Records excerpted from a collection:

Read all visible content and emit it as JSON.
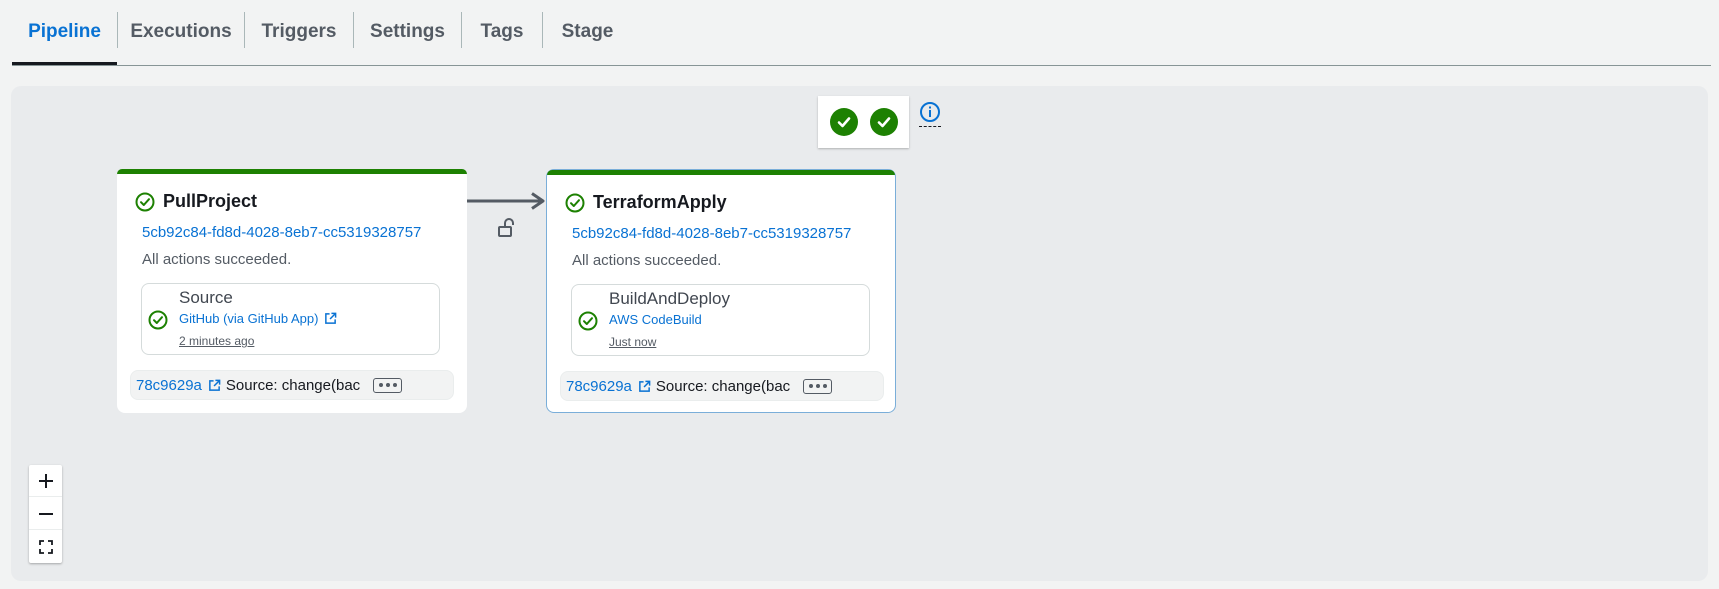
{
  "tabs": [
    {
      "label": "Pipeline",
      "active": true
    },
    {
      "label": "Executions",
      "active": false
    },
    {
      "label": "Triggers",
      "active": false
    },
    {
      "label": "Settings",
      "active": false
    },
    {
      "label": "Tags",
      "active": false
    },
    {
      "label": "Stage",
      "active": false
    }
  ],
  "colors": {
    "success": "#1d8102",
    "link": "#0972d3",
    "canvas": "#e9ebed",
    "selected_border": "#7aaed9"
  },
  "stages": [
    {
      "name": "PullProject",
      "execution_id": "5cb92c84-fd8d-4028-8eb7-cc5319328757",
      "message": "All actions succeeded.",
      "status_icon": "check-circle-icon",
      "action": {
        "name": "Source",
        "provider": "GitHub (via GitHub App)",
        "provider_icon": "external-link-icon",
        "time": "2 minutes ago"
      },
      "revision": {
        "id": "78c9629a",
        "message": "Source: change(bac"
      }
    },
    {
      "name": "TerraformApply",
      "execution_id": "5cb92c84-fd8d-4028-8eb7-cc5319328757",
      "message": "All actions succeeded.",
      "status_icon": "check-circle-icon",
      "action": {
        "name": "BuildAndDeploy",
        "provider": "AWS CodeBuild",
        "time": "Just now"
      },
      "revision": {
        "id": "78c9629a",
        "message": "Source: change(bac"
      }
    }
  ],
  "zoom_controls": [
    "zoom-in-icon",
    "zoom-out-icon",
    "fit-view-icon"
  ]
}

--

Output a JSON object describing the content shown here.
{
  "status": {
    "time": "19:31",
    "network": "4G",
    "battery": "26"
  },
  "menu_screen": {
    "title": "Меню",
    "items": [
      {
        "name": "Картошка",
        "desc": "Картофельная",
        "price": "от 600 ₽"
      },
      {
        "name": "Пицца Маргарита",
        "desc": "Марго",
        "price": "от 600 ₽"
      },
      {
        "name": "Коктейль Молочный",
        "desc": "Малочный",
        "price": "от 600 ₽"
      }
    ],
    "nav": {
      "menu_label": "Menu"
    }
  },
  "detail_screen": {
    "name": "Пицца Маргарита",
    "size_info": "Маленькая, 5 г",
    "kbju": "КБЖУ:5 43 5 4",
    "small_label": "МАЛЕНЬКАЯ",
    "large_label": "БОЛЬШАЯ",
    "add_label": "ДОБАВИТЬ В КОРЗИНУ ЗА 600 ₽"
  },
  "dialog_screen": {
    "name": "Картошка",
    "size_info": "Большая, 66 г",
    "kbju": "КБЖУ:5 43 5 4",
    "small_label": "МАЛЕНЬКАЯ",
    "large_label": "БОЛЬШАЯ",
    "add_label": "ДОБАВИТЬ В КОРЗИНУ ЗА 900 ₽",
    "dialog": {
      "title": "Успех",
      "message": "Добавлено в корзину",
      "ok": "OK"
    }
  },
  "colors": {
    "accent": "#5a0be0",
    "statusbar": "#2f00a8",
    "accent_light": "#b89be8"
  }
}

==

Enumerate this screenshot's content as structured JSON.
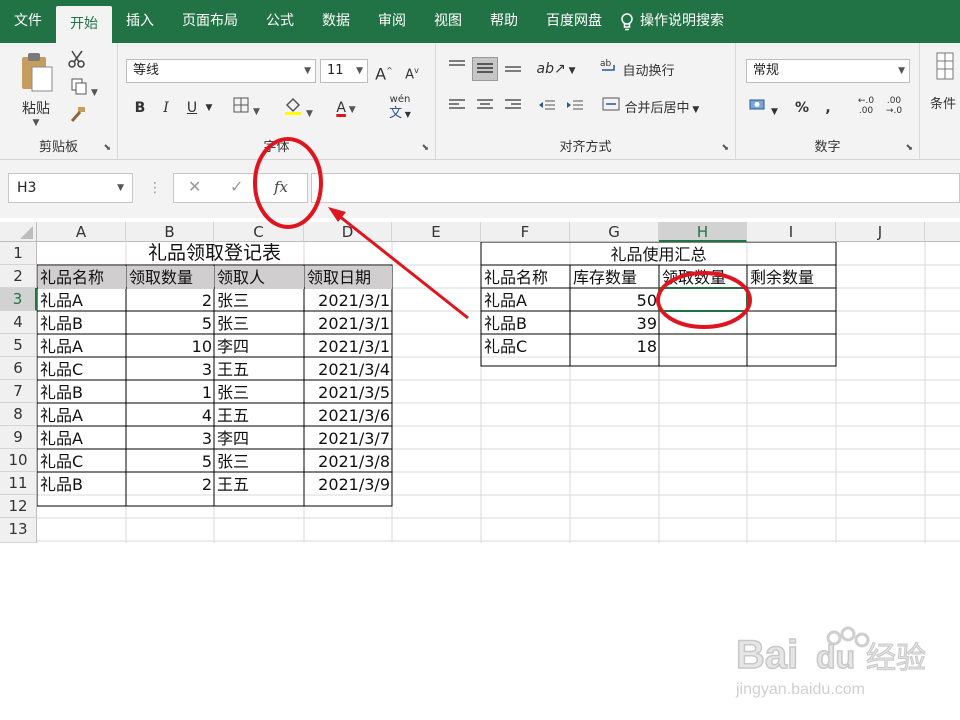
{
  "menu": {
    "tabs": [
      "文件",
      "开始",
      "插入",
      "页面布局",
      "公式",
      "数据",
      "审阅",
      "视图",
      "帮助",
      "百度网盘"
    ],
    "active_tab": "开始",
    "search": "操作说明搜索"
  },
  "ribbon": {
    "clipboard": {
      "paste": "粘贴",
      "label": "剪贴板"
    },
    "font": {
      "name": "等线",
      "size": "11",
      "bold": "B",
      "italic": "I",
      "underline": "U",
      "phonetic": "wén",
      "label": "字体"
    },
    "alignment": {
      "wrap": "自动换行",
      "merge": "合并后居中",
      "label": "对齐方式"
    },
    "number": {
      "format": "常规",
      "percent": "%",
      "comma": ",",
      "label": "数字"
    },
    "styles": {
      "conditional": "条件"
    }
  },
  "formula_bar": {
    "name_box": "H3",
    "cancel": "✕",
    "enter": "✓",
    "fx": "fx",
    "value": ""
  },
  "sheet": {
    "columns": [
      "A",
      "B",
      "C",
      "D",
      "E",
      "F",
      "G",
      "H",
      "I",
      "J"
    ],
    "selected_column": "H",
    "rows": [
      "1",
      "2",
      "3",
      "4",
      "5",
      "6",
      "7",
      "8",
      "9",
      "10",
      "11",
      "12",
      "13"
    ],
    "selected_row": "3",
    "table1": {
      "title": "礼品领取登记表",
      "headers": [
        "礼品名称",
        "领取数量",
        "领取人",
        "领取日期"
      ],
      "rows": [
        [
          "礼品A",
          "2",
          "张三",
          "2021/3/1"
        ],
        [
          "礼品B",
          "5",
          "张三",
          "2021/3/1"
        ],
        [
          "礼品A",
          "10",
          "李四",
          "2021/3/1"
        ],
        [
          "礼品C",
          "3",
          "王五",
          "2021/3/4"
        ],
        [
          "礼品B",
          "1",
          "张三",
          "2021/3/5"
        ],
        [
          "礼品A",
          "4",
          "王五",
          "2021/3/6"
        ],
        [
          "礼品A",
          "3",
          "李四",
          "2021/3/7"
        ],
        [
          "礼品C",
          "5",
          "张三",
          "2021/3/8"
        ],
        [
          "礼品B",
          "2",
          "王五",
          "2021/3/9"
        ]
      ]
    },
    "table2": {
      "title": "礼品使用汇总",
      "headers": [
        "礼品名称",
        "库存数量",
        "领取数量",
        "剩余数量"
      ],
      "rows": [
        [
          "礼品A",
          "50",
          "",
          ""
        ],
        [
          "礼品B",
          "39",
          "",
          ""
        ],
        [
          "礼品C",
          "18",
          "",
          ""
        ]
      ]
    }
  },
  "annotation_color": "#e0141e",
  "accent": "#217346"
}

* Request: Check every line of the data above for the string "JSON", and copy those that have it.

* Expected answer:
Read all visible content and emit it as JSON.
Output a JSON object describing the content shown here.
Enumerate this screenshot's content as structured JSON.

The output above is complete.